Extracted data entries

......

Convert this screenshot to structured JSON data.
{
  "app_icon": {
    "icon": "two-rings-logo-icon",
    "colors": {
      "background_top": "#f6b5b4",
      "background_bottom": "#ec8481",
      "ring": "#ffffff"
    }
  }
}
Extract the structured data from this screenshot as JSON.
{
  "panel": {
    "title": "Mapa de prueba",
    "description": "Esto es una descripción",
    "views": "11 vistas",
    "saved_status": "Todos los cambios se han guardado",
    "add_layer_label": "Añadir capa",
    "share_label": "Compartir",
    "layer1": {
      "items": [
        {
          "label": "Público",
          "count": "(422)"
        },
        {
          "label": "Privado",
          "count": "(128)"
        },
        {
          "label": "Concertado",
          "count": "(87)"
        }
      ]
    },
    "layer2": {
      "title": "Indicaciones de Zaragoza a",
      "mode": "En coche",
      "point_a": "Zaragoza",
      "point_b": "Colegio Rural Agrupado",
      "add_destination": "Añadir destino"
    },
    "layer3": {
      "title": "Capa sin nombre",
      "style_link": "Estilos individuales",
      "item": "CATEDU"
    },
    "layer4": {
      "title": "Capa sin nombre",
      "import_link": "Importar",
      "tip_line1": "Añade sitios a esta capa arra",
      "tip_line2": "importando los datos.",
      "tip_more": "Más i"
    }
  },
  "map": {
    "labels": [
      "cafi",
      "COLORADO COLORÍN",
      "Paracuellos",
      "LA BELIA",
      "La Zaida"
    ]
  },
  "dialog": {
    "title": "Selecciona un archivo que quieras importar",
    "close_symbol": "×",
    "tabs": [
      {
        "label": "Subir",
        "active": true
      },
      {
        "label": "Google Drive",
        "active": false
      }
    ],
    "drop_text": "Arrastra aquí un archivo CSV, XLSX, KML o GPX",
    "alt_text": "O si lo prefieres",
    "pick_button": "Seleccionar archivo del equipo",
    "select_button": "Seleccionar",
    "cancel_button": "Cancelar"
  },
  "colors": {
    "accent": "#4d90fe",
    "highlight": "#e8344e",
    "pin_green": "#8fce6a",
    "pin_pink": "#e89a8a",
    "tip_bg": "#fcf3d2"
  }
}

......

> [REQUIREMENTS]: Pick each line holding the word "title" out of the data and copy it.

> [FINAL RESULT]:
    "title": "Mapa de prueba",
      "title": "Indicaciones de Zaragoza a",
      "title": "Capa sin nombre",
      "title": "Capa sin nombre",
    "title": "Selecciona un archivo que quieras importar",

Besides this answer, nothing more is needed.